Check every line of the material below for the string "JSON", and return the ones that have it.

- [Data rows]
§
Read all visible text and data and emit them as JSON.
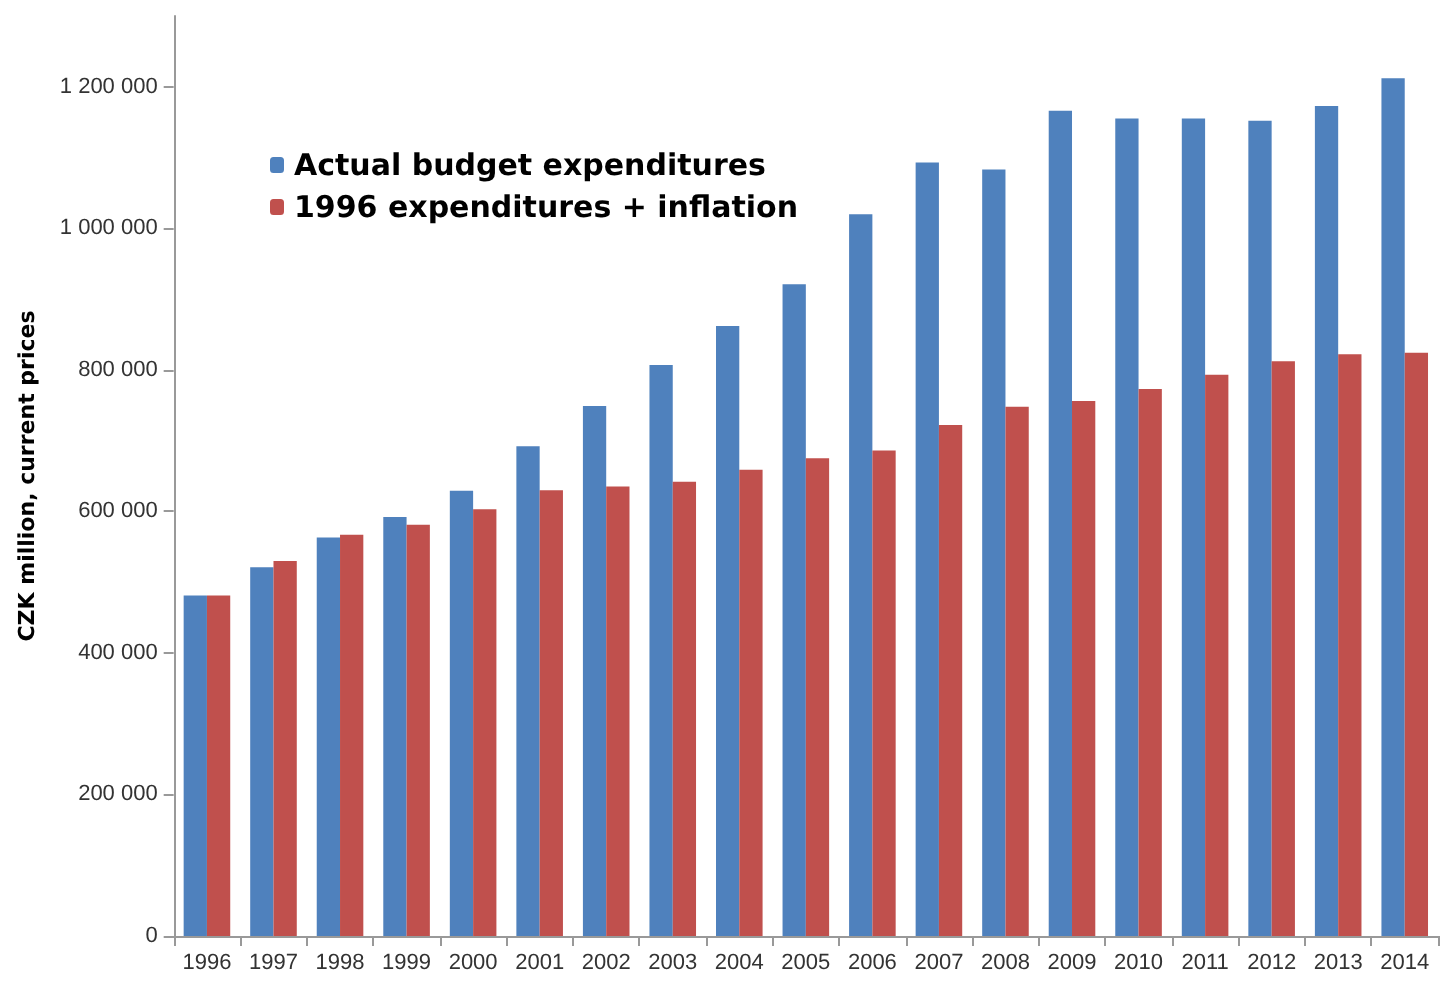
{
  "chart_data": {
    "type": "bar",
    "ylabel": "CZK million, current prices",
    "categories": [
      "1996",
      "1997",
      "1998",
      "1999",
      "2000",
      "2001",
      "2002",
      "2003",
      "2004",
      "2005",
      "2006",
      "2007",
      "2008",
      "2009",
      "2010",
      "2011",
      "2012",
      "2013",
      "2014"
    ],
    "series": [
      {
        "name": "Actual budget expenditures",
        "color": "#4f81bd",
        "values": [
          481000,
          521000,
          563000,
          592000,
          629000,
          692000,
          749000,
          807000,
          862000,
          921000,
          1020000,
          1093000,
          1083000,
          1166000,
          1155000,
          1155000,
          1152000,
          1173000,
          1212000
        ]
      },
      {
        "name": "1996 expenditures + inflation",
        "color": "#c0504d",
        "values": [
          481000,
          530000,
          567000,
          581000,
          603000,
          630000,
          635000,
          642000,
          659000,
          675000,
          686000,
          722000,
          748000,
          756000,
          773000,
          793000,
          812000,
          822000,
          824000
        ]
      }
    ],
    "ylim": [
      0,
      1300000
    ],
    "yticks": [
      {
        "value": 0,
        "label": "0"
      },
      {
        "value": 200000,
        "label": "200 000"
      },
      {
        "value": 400000,
        "label": "400 000"
      },
      {
        "value": 600000,
        "label": "600 000"
      },
      {
        "value": 800000,
        "label": "800 000"
      },
      {
        "value": 1000000,
        "label": "1 000 000"
      },
      {
        "value": 1200000,
        "label": "1 200 000"
      }
    ],
    "grid": false,
    "legend": "top left"
  }
}
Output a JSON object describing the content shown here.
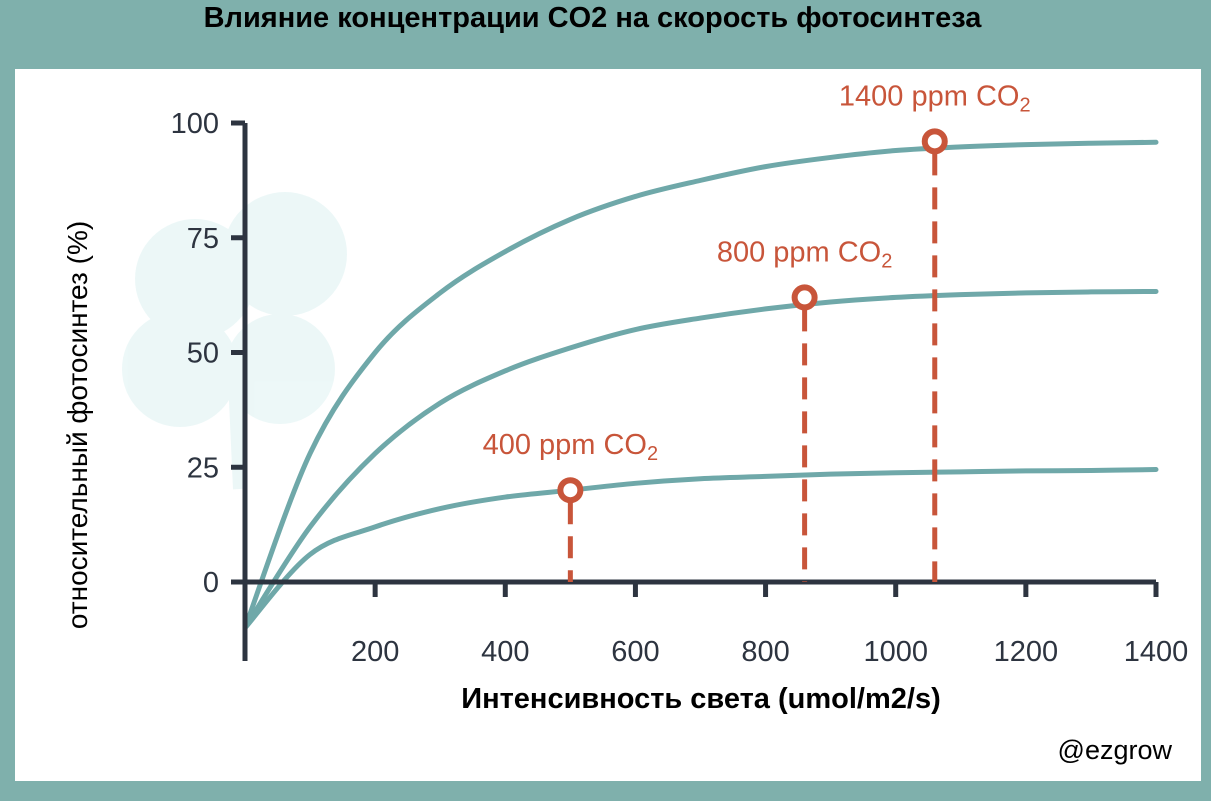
{
  "colors": {
    "background": "#7fb0ac",
    "panel": "#ffffff",
    "axis": "#2d3440",
    "curve": "#6fa8a9",
    "marker": "#c8553a"
  },
  "credit": "@ezgrow",
  "chart_data": {
    "type": "line",
    "title": "Влияние концентрации CO2 на скорость фотосинтеза",
    "xlabel": "Интенсивность света (umol/m2/s)",
    "ylabel": "относительный фотосинтез (%)",
    "xlim": [
      0,
      1400
    ],
    "ylim": [
      0,
      100
    ],
    "xticks": [
      200,
      400,
      600,
      800,
      1000,
      1200,
      1400
    ],
    "yticks": [
      0,
      25,
      50,
      75,
      100
    ],
    "grid": false,
    "series": [
      {
        "x": [
          0,
          100,
          200,
          300,
          400,
          500,
          600,
          700,
          800,
          900,
          1000,
          1100,
          1200,
          1300,
          1400
        ],
        "values": [
          -10,
          6,
          12,
          16,
          18.5,
          20,
          21.5,
          22.5,
          23,
          23.5,
          23.8,
          24,
          24.2,
          24.3,
          24.5
        ]
      },
      {
        "x": [
          0,
          100,
          200,
          300,
          400,
          500,
          600,
          700,
          800,
          900,
          1000,
          1100,
          1200,
          1300,
          1400
        ],
        "values": [
          -10,
          12,
          28,
          39,
          46,
          51,
          55,
          57.5,
          59.5,
          61,
          62,
          62.6,
          63,
          63.2,
          63.3
        ]
      },
      {
        "x": [
          0,
          100,
          200,
          300,
          400,
          500,
          600,
          700,
          800,
          900,
          1000,
          1100,
          1200,
          1300,
          1400
        ],
        "values": [
          -10,
          28,
          50,
          63,
          72,
          79,
          84,
          87.5,
          90.5,
          92.5,
          94,
          94.8,
          95.3,
          95.6,
          95.8
        ]
      }
    ],
    "annotations": [
      {
        "prefix": "400 ppm CO",
        "sub": "2",
        "x": 500,
        "y": 20
      },
      {
        "prefix": "800 ppm CO",
        "sub": "2",
        "x": 860,
        "y": 62
      },
      {
        "prefix": "1400 ppm CO",
        "sub": "2",
        "x": 1060,
        "y": 96
      }
    ]
  }
}
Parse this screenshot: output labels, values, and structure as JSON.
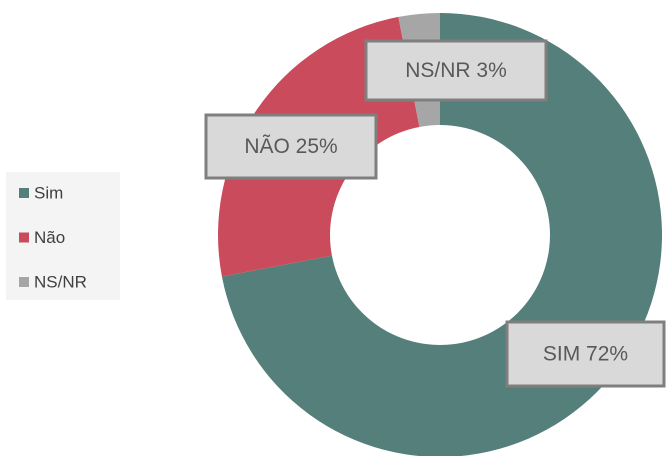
{
  "chart_data": {
    "type": "donut",
    "categories": [
      "Sim",
      "Não",
      "NS/NR"
    ],
    "values": [
      72,
      25,
      3
    ],
    "value_labels": [
      "SIM 72%",
      "NÃO 25%",
      "NS/NR 3%"
    ],
    "colors": [
      "#557f7a",
      "#c94b5c",
      "#a6a6a6"
    ],
    "legend": "left"
  }
}
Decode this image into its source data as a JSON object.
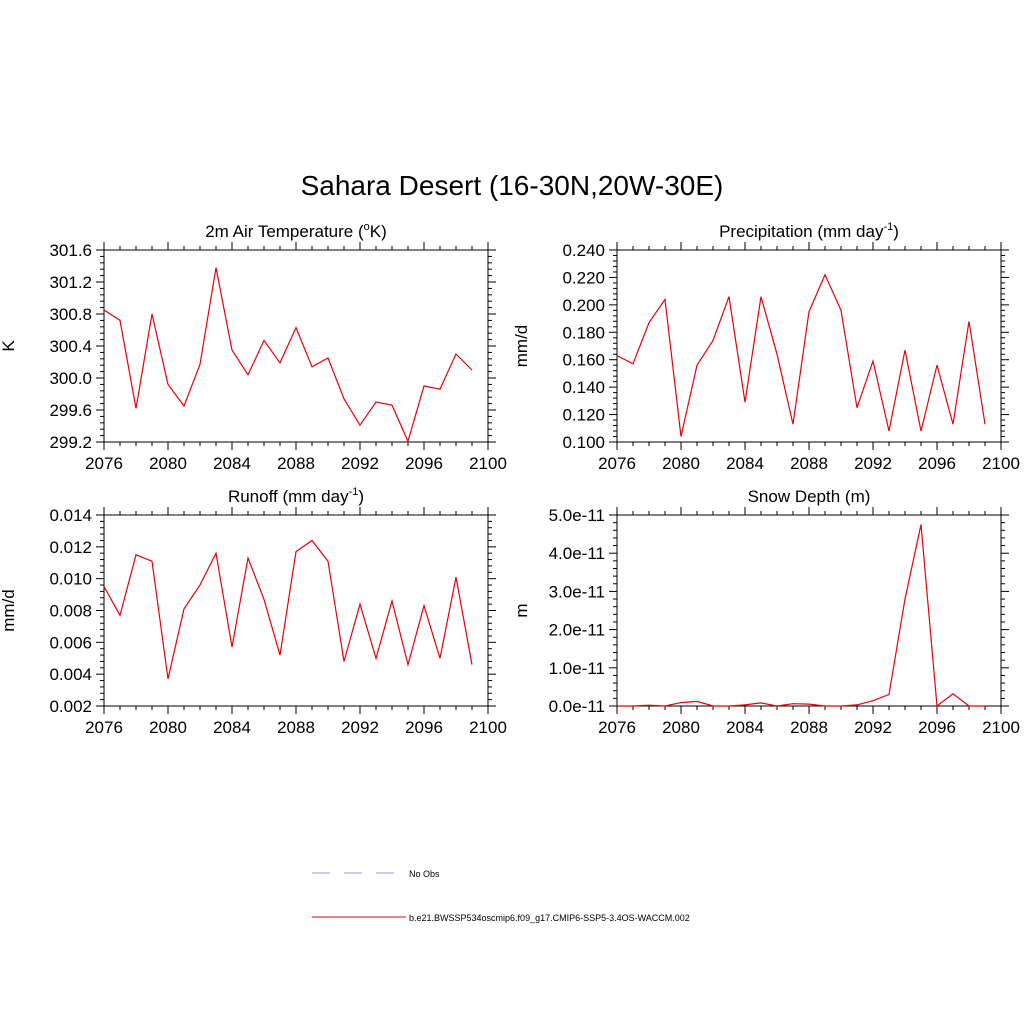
{
  "title": "Sahara Desert (16-30N,20W-30E)",
  "colors": {
    "model": "#e8000b",
    "obs": "#9a9ae0",
    "axis": "#000000"
  },
  "legend": {
    "obs_label": "No Obs",
    "model_label": "b.e21.BWSSP534oscmip6.f09_g17.CMIP6-SSP5-3.4OS-WACCM.002"
  },
  "chart_data": [
    {
      "id": "temp",
      "type": "line",
      "title": "2m Air Temperature (",
      "title_sup": "o",
      "title_after": "K)",
      "ylabel": "K",
      "xlim": [
        2076,
        2100
      ],
      "ylim": [
        299.2,
        301.6
      ],
      "xticks": [
        "2076",
        "2080",
        "2084",
        "2088",
        "2092",
        "2096",
        "2100"
      ],
      "yticks": [
        "299.2",
        "299.6",
        "300.0",
        "300.4",
        "300.8",
        "301.2",
        "301.6"
      ],
      "series": [
        {
          "x": [
            2076,
            2077,
            2078,
            2079,
            2080,
            2081,
            2082,
            2083,
            2084,
            2085,
            2086,
            2087,
            2088,
            2089,
            2090,
            2091,
            2092,
            2093,
            2094,
            2095,
            2096,
            2097,
            2098,
            2099
          ],
          "values": [
            300.85,
            300.72,
            299.62,
            300.8,
            299.92,
            299.65,
            300.17,
            301.38,
            300.35,
            300.04,
            300.47,
            300.19,
            300.63,
            300.14,
            300.25,
            299.74,
            299.41,
            299.7,
            299.66,
            299.21,
            299.9,
            299.86,
            300.3,
            300.1
          ]
        }
      ]
    },
    {
      "id": "precip",
      "type": "line",
      "title": "Precipitation (mm day",
      "title_sup": "-1",
      "title_after": ")",
      "ylabel": "mm/d",
      "xlim": [
        2076,
        2100
      ],
      "ylim": [
        0.1,
        0.24
      ],
      "xticks": [
        "2076",
        "2080",
        "2084",
        "2088",
        "2092",
        "2096",
        "2100"
      ],
      "yticks": [
        "0.100",
        "0.120",
        "0.140",
        "0.160",
        "0.180",
        "0.200",
        "0.220",
        "0.240"
      ],
      "series": [
        {
          "x": [
            2076,
            2077,
            2078,
            2079,
            2080,
            2081,
            2082,
            2083,
            2084,
            2085,
            2086,
            2087,
            2088,
            2089,
            2090,
            2091,
            2092,
            2093,
            2094,
            2095,
            2096,
            2097,
            2098,
            2099
          ],
          "values": [
            0.163,
            0.157,
            0.187,
            0.204,
            0.104,
            0.156,
            0.174,
            0.206,
            0.129,
            0.206,
            0.164,
            0.113,
            0.195,
            0.222,
            0.196,
            0.125,
            0.159,
            0.108,
            0.167,
            0.108,
            0.156,
            0.113,
            0.188,
            0.113
          ]
        }
      ]
    },
    {
      "id": "runoff",
      "type": "line",
      "title": "Runoff (mm day",
      "title_sup": "-1",
      "title_after": ")",
      "ylabel": "mm/d",
      "xlim": [
        2076,
        2100
      ],
      "ylim": [
        0.002,
        0.014
      ],
      "xticks": [
        "2076",
        "2080",
        "2084",
        "2088",
        "2092",
        "2096",
        "2100"
      ],
      "yticks": [
        "0.002",
        "0.004",
        "0.006",
        "0.008",
        "0.010",
        "0.012",
        "0.014"
      ],
      "series": [
        {
          "x": [
            2076,
            2077,
            2078,
            2079,
            2080,
            2081,
            2082,
            2083,
            2084,
            2085,
            2086,
            2087,
            2088,
            2089,
            2090,
            2091,
            2092,
            2093,
            2094,
            2095,
            2096,
            2097,
            2098,
            2099
          ],
          "values": [
            0.0095,
            0.0077,
            0.0115,
            0.0111,
            0.0037,
            0.0081,
            0.0096,
            0.0116,
            0.0057,
            0.0113,
            0.0087,
            0.0052,
            0.0117,
            0.0124,
            0.0111,
            0.0048,
            0.0084,
            0.005,
            0.0086,
            0.0046,
            0.0083,
            0.005,
            0.0101,
            0.0046
          ]
        }
      ]
    },
    {
      "id": "snow",
      "type": "line",
      "title": "Snow Depth (m)",
      "title_sup": "",
      "title_after": "",
      "ylabel": "m",
      "xlim": [
        2076,
        2100
      ],
      "ylim": [
        0,
        5e-11
      ],
      "xticks": [
        "2076",
        "2080",
        "2084",
        "2088",
        "2092",
        "2096",
        "2100"
      ],
      "yticks": [
        "0.0e-11",
        "1.0e-11",
        "2.0e-11",
        "3.0e-11",
        "4.0e-11",
        "5.0e-11"
      ],
      "series": [
        {
          "x": [
            2076,
            2077,
            2078,
            2079,
            2080,
            2081,
            2082,
            2083,
            2084,
            2085,
            2086,
            2087,
            2088,
            2089,
            2090,
            2091,
            2092,
            2093,
            2094,
            2095,
            2096,
            2097,
            2098,
            2099
          ],
          "values": [
            0,
            0,
            2e-13,
            0,
            9e-13,
            1.2e-12,
            0,
            0,
            3e-13,
            8e-13,
            0,
            6e-13,
            5e-13,
            0,
            0,
            3e-13,
            1.4e-12,
            3e-12,
            2.8e-11,
            4.75e-11,
            0,
            3.2e-12,
            0,
            0
          ]
        }
      ]
    }
  ]
}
§
- [Solution]
Read all visible text and data and emit them as JSON.
Output a JSON object describing the content shown here.
Parse this screenshot: output labels, values, and structure as JSON.
Decode this image into its source data as a JSON object.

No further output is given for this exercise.